(begin)

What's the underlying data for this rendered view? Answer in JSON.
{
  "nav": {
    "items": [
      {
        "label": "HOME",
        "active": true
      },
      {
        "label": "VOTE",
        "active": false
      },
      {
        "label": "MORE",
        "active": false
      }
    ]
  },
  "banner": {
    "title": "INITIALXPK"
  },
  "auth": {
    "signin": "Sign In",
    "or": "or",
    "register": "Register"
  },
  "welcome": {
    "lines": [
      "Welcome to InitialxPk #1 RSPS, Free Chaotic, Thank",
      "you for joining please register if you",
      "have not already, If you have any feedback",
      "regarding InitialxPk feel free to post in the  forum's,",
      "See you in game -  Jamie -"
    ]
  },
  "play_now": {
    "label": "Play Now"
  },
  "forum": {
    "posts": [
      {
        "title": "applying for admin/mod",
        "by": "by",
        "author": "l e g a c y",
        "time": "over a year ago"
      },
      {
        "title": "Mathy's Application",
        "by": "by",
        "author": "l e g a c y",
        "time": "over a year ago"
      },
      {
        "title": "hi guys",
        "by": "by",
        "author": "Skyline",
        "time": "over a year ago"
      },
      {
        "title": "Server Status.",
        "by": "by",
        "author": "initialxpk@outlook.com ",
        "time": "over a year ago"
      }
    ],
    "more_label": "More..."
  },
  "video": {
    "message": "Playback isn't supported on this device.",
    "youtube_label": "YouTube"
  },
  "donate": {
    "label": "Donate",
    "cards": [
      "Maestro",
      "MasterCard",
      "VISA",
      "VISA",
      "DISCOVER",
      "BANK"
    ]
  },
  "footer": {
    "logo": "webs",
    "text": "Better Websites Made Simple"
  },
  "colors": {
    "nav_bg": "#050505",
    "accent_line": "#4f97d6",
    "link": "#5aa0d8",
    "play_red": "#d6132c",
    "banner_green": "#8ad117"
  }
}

(end)
(begin)

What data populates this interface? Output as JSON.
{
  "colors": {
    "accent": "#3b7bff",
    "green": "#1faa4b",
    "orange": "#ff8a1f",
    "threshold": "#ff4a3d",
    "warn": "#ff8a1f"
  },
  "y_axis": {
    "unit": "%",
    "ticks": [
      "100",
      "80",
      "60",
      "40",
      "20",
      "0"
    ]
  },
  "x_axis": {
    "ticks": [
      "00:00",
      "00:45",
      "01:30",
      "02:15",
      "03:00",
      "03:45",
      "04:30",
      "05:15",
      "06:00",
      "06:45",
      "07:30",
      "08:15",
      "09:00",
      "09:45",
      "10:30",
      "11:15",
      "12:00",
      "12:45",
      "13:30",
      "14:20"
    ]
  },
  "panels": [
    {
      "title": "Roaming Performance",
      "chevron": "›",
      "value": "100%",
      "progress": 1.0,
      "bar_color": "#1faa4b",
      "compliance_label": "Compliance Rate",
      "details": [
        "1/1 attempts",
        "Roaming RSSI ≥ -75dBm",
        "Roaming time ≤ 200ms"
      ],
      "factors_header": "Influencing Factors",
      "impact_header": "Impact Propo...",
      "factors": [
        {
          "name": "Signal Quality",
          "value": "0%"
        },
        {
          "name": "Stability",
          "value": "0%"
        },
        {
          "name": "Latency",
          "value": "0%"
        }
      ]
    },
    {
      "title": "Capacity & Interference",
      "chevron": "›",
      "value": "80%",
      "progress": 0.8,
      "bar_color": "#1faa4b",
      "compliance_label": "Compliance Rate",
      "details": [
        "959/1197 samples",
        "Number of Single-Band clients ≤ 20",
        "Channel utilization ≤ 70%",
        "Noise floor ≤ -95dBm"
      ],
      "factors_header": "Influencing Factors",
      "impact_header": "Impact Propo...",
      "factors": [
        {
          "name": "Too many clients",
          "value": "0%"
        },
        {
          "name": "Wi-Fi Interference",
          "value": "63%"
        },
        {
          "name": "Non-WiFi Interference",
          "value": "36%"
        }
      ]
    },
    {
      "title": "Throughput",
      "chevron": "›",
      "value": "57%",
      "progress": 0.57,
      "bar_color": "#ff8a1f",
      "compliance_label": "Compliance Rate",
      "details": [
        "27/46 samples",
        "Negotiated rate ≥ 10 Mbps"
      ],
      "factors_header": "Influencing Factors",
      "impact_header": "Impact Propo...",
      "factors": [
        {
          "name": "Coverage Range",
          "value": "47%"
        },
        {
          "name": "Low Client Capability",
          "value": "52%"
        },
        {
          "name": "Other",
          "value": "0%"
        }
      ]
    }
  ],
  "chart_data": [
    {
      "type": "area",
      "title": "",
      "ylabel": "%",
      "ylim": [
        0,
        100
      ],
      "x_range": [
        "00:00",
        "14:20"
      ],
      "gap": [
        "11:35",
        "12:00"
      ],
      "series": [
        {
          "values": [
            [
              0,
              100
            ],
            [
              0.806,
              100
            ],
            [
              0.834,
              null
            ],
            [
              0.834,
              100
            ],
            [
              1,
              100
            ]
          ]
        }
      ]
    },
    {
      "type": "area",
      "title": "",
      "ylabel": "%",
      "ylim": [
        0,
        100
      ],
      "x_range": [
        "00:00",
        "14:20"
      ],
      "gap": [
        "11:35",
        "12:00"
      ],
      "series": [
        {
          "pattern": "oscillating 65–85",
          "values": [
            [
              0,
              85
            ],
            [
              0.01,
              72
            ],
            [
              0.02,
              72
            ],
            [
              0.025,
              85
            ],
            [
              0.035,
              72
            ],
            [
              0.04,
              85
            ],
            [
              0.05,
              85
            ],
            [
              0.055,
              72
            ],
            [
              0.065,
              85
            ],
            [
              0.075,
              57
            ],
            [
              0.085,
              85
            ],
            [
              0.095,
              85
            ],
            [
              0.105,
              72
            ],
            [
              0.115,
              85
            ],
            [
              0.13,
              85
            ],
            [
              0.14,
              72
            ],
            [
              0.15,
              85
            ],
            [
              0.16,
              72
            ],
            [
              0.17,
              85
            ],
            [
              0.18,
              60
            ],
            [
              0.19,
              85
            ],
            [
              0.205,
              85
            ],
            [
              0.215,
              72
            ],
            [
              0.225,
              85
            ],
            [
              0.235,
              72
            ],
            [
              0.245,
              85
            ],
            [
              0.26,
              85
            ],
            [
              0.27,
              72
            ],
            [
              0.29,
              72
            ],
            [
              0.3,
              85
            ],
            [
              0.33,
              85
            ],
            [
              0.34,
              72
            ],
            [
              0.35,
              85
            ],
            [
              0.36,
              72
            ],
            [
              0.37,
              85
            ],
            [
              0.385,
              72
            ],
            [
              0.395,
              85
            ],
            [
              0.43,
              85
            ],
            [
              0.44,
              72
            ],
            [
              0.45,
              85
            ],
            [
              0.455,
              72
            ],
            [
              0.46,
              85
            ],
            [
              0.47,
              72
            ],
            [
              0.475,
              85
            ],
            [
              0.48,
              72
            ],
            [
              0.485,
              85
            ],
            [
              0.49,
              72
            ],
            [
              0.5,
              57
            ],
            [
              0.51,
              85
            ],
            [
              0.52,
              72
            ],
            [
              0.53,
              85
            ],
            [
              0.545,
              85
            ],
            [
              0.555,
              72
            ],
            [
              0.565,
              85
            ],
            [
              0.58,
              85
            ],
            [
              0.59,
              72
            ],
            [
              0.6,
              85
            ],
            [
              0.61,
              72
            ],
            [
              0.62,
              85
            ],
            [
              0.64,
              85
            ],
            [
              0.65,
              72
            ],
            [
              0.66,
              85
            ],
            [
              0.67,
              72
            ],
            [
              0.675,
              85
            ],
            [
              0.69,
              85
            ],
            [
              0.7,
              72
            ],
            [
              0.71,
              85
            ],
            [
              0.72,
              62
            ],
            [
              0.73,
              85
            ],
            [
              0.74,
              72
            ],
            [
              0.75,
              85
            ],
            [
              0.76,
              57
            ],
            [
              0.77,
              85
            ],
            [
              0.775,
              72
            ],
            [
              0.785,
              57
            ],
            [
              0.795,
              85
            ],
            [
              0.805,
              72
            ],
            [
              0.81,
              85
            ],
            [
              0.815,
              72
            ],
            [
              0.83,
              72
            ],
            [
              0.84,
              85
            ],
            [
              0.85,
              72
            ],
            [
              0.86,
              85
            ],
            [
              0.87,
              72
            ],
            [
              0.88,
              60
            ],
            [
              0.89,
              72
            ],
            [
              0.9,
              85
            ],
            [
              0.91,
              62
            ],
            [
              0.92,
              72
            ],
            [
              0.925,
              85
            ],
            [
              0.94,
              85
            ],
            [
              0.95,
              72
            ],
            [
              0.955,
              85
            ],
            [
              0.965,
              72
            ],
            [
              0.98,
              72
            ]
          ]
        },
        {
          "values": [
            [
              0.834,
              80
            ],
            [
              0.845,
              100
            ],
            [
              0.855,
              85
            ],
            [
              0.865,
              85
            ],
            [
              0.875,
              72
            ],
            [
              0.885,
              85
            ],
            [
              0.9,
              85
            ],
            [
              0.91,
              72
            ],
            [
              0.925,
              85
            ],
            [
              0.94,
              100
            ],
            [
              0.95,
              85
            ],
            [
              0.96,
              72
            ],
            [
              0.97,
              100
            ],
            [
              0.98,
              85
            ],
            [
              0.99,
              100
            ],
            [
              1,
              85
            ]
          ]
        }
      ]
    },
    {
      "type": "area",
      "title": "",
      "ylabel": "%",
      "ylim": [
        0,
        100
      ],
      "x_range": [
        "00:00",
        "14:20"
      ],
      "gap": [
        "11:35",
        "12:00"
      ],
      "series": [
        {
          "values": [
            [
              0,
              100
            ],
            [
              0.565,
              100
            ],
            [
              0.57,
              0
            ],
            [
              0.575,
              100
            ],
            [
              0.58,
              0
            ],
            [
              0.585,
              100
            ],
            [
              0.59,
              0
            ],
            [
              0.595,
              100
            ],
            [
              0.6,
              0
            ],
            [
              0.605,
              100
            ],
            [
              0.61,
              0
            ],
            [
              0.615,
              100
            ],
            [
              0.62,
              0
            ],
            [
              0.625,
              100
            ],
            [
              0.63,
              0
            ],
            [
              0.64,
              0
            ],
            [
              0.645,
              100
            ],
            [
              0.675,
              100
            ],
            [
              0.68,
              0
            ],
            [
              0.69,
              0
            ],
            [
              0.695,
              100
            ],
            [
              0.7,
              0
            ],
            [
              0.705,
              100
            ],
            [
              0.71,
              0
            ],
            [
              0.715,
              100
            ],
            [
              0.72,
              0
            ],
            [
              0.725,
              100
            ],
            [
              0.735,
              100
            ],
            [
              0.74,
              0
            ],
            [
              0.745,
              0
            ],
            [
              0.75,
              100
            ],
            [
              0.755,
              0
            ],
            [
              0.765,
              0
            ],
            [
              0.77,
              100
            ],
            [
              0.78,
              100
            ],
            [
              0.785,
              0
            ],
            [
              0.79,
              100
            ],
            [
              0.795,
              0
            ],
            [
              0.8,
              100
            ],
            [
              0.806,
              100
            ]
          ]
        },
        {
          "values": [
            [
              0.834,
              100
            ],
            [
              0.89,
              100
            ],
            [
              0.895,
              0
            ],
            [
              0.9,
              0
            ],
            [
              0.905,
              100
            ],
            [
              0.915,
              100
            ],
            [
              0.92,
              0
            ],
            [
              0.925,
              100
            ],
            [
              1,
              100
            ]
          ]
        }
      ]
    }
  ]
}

(end)

▶ **WHAT IS ASKED**:
Scan the entries above. Copy each line that has the string "this".

▶ **RESULT BELOW**:
What's the underlying data for this rendered view? Answer in JSON.
    "message": "Playback isn't supported on this device.",
What data populates this interface? Output as JSON.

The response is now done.